• DIRECTION
Write out the whole of the material exactly.

• PROVIDED INFORMATION
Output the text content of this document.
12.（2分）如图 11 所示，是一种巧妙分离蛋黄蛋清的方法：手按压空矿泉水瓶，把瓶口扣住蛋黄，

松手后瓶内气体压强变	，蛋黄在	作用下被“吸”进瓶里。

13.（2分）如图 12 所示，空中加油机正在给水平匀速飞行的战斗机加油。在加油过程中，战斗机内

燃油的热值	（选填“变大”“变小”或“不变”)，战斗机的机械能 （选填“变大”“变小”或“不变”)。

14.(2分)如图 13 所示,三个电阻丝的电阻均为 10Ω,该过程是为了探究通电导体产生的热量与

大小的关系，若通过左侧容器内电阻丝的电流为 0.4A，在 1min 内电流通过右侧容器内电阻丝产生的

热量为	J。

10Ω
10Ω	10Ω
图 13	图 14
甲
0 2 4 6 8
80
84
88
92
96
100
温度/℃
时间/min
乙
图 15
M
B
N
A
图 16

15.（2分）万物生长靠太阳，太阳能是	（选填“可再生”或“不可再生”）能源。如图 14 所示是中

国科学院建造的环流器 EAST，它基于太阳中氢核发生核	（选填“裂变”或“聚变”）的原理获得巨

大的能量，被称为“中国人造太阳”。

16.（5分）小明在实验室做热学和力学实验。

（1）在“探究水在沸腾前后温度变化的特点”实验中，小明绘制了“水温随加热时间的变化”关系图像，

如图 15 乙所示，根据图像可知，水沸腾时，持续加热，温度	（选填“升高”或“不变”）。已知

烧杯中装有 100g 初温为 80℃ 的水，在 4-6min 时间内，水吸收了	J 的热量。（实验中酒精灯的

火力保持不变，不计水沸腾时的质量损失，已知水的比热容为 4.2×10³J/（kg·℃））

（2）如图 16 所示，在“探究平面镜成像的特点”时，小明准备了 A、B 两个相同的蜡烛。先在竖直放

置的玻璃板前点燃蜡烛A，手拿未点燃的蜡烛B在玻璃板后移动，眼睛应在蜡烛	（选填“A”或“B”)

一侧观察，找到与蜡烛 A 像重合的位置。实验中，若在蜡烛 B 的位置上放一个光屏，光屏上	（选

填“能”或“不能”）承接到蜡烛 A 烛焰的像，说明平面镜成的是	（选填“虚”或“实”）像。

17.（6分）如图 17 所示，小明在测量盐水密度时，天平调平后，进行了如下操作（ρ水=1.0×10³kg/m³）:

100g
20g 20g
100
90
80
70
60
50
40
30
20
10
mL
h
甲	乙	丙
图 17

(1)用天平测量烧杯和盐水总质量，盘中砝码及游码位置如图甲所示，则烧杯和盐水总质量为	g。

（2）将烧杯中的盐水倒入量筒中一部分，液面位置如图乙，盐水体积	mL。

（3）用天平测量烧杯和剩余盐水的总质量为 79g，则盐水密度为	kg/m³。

• FINISHED EXERCISE
Output the text content of this document.
12.（2分）如图 11 所示，是一种巧妙分离蛋黄蛋清的方法：手按压空矿泉水瓶，把瓶口扣住蛋黄，

松手后瓶内气体压强变	，蛋黄在	作用下被“吸”进瓶里。

13.（2分）如图 12 所示，空中加油机正在给水平匀速飞行的战斗机加油。在加油过程中，战斗机内

燃油的热值	（选填“变大”“变小”或“不变”)，战斗机的机械能 （选填“变大”“变小”或“不变”)。

14.(2分)如图 13 所示,三个电阻丝的电阻均为 10Ω,该过程是为了探究通电导体产生的热量与

大小的关系，若通过左侧容器内电阻丝的电流为 0.4A，在 1min 内电流通过右侧容器内电阻丝产生的

热量为	J。

10Ω
10Ω	10Ω
图 13	图 14
甲
0 2 4 6 8
80
84
88
92
96
100
温度/℃
时间/min
乙
图 15
M
B
N
A
图 16

15.（2分）万物生长靠太阳，太阳能是	（选填“可再生”或“不可再生”）能源。如图 14 所示是中

国科学院建造的环流器 EAST，它基于太阳中氢核发生核	（选填“裂变”或“聚变”）的原理获得巨

大的能量，被称为“中国人造太阳”。

16.（5分）小明在实验室做热学和力学实验。

（1）在“探究水在沸腾前后温度变化的特点”实验中，小明绘制了“水温随加热时间的变化”关系图像，

如图 15 乙所示，根据图像可知，水沸腾时，持续加热，温度	（选填“升高”或“不变”）。已知

烧杯中装有 100g 初温为 80℃ 的水，在 4-6min 时间内，水吸收了	J 的热量。（实验中酒精灯的

火力保持不变，不计水沸腾时的质量损失，已知水的比热容为 4.2×10³J/（kg·℃））

（2）如图 16 所示，在“探究平面镜成像的特点”时，小明准备了 A、B 两个相同的蜡烛。先在竖直放

置的玻璃板前点燃蜡烛A，手拿未点燃的蜡烛B在玻璃板后移动，眼睛应在蜡烛	（选填“A”或“B”)

一侧观察，找到与蜡烛 A 像重合的位置。实验中，若在蜡烛 B 的位置上放一个光屏，光屏上	（选

填“能”或“不能”）承接到蜡烛 A 烛焰的像，说明平面镜成的是	（选填“虚”或“实”）像。

17.（6分）如图 17 所示，小明在测量盐水密度时，天平调平后，进行了如下操作（ρ水=1.0×10³kg/m³）:

100g
20g 20g
100
90
80
70
60
50
40
30
20
10
mL
h
甲	乙	丙
图 17

(1)用天平测量烧杯和盐水总质量，盘中砝码及游码位置如图甲所示，则烧杯和盐水总质量为	g。

（2）将烧杯中的盐水倒入量筒中一部分，液面位置如图乙，盐水体积	mL。

（3）用天平测量烧杯和剩余盐水的总质量为 79g，则盐水密度为	kg/m³。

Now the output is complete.